----- MATERIALS PROVIDED -----

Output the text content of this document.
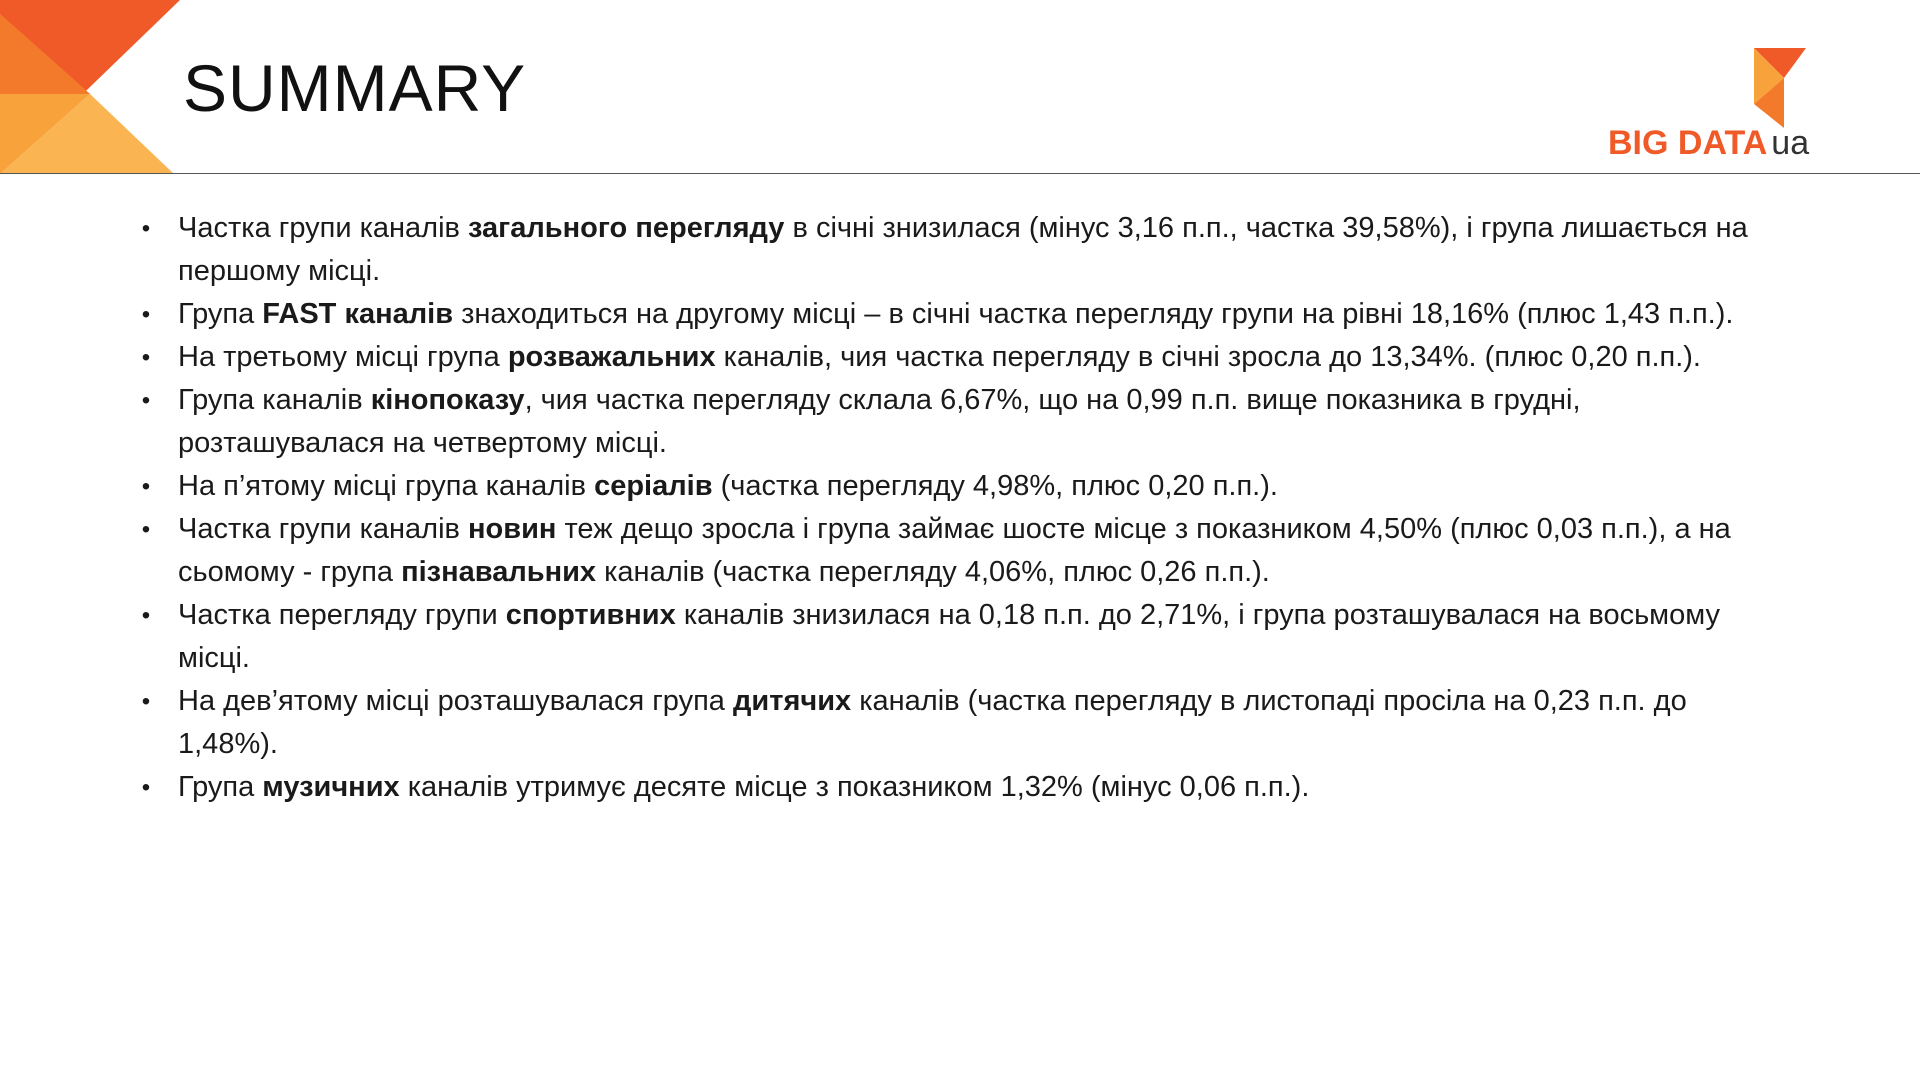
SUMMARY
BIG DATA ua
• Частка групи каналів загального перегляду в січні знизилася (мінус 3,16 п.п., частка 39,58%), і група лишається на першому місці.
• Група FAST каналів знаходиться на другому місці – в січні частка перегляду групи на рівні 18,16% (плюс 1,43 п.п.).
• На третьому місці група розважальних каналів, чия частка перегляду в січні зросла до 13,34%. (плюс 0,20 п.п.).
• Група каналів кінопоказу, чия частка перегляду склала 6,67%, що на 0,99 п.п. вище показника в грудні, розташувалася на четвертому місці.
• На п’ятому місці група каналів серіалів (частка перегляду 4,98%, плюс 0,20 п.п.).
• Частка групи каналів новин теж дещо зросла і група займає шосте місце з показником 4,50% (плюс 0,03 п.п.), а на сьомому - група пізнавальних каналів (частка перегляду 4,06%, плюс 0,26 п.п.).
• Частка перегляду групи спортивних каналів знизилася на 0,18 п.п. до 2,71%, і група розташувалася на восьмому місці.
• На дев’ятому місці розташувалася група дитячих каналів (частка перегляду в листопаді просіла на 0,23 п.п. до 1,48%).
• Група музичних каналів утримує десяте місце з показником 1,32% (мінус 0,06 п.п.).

-----
----- MATERIALS PROVIDED -----

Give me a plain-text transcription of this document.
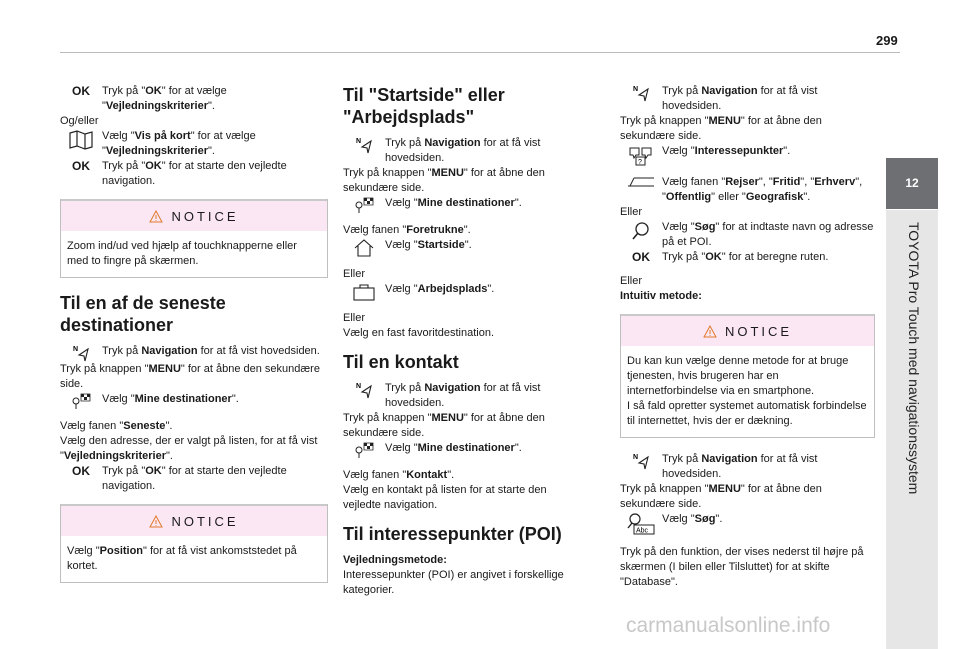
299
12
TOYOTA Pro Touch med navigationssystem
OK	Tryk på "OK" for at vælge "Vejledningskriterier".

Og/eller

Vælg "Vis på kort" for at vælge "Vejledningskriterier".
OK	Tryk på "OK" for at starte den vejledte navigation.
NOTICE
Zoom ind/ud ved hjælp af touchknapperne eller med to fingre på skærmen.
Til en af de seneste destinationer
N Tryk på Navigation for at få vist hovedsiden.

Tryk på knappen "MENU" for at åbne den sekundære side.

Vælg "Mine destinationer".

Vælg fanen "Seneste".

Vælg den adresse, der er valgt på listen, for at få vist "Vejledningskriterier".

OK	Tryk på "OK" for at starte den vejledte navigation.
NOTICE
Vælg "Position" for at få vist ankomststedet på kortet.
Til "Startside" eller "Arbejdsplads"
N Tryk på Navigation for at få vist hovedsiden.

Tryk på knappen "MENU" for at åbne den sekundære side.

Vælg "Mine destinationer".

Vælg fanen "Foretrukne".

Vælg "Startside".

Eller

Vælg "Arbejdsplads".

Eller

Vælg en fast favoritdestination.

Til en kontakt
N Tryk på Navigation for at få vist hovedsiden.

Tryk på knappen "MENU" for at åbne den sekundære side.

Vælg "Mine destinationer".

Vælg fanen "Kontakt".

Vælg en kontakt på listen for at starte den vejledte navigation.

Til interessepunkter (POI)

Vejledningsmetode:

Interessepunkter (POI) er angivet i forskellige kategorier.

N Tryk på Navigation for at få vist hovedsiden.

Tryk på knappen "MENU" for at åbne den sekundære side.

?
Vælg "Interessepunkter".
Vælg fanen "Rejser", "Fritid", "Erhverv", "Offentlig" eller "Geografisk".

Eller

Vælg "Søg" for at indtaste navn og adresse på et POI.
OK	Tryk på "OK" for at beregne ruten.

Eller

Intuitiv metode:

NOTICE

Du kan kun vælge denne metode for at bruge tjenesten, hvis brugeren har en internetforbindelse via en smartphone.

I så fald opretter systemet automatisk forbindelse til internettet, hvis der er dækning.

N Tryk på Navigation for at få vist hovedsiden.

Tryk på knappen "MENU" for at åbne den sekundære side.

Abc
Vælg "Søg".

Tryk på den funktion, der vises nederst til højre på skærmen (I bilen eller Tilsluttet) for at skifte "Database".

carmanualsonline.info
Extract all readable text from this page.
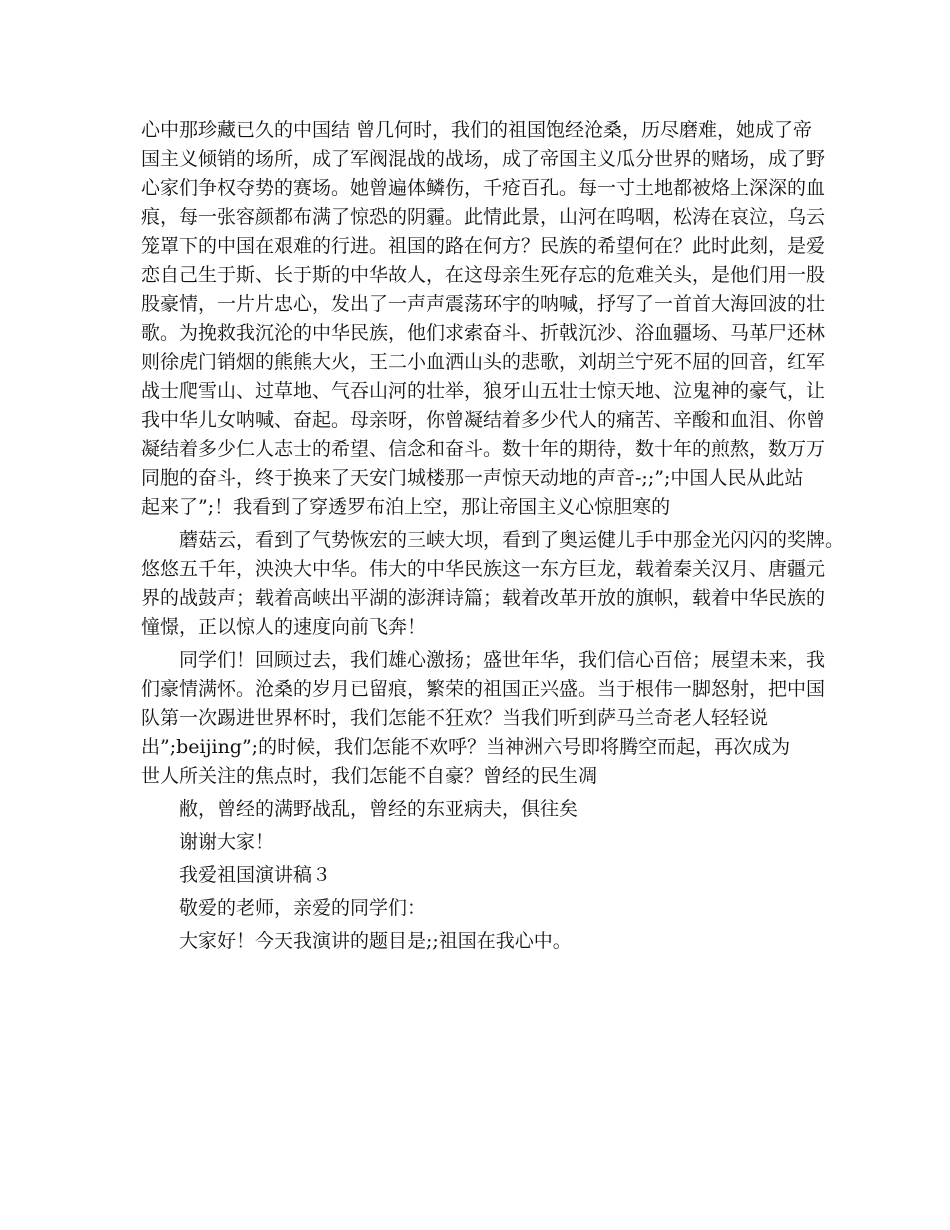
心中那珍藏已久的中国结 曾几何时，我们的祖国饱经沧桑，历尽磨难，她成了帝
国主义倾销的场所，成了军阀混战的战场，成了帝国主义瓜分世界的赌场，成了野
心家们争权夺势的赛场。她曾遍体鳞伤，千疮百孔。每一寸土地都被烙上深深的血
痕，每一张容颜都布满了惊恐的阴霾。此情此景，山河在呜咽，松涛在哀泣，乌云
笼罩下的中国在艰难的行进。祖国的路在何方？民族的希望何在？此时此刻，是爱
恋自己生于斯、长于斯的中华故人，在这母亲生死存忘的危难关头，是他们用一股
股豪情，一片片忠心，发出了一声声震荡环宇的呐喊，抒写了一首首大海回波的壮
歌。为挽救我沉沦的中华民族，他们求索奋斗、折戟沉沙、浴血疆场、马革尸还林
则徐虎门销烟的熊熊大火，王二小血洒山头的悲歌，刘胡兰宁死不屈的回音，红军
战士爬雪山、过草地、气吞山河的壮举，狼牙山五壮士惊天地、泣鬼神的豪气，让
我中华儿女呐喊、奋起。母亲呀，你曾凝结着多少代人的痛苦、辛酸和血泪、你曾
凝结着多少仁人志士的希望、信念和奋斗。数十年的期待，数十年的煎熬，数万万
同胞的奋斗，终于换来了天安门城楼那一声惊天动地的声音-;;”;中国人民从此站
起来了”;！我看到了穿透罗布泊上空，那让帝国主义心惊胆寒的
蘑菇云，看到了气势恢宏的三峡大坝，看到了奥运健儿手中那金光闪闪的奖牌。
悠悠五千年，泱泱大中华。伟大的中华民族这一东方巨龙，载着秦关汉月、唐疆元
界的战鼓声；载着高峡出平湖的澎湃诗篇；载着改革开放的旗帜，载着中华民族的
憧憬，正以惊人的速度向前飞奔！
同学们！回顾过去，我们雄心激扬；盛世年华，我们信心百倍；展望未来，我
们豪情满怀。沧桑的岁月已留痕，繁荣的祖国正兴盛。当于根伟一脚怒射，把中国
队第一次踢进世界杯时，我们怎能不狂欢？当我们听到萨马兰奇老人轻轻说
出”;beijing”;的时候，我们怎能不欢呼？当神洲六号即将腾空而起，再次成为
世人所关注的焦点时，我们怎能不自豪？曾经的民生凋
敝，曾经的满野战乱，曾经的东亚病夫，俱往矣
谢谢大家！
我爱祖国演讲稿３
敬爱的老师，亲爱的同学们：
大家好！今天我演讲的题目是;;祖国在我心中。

-----

> _AIM_
Copy every line above that includes the string "hvis".

> _OUTPUT FOR THIS TASK_
Du kan kun vælge denne metode for at bruge tjenesten, hvis brugeren har en internetforbindelse via en smartphone.
I så fald opretter systemet automatisk forbindelse til internettet, hvis der er dækning.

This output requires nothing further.